* [The problem]:
Lines containing the word "客房名称" are the ones to copy from the records below.

* [Records from a collection]:
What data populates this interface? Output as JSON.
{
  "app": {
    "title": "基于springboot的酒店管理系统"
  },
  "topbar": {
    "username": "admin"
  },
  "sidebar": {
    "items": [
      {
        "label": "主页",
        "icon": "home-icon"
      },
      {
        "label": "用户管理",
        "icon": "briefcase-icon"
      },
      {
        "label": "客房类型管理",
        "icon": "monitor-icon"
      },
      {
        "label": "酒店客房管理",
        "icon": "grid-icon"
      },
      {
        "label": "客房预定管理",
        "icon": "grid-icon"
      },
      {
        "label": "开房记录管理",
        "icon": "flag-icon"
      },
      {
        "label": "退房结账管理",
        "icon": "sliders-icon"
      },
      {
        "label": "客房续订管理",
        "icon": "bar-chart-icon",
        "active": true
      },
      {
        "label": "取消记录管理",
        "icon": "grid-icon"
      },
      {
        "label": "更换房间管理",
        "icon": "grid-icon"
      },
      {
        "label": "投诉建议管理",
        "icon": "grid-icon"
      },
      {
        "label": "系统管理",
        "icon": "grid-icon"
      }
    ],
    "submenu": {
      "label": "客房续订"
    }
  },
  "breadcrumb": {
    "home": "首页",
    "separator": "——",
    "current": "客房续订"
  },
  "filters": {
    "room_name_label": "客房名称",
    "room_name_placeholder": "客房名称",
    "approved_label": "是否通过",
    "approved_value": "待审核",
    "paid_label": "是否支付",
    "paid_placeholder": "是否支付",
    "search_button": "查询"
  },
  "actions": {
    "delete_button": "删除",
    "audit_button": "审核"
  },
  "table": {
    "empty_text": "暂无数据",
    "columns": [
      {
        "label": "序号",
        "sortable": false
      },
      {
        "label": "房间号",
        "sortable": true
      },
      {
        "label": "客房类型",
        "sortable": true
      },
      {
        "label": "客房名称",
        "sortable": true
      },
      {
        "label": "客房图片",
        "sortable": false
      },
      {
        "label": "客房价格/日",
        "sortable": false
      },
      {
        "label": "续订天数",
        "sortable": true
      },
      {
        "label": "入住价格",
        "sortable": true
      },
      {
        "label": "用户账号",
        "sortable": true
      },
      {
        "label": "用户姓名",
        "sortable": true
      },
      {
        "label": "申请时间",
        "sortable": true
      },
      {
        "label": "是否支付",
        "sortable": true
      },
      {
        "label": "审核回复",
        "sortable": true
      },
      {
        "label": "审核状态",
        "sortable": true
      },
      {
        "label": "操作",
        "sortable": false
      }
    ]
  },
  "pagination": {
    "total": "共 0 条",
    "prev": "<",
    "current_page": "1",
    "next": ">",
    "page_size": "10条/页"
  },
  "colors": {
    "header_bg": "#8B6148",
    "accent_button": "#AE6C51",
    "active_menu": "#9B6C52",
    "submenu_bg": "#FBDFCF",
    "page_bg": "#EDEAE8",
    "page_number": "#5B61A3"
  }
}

* [Task response]:
    "room_name_label": "客房名称",
    "room_name_placeholder": "客房名称",
        "label": "客房名称",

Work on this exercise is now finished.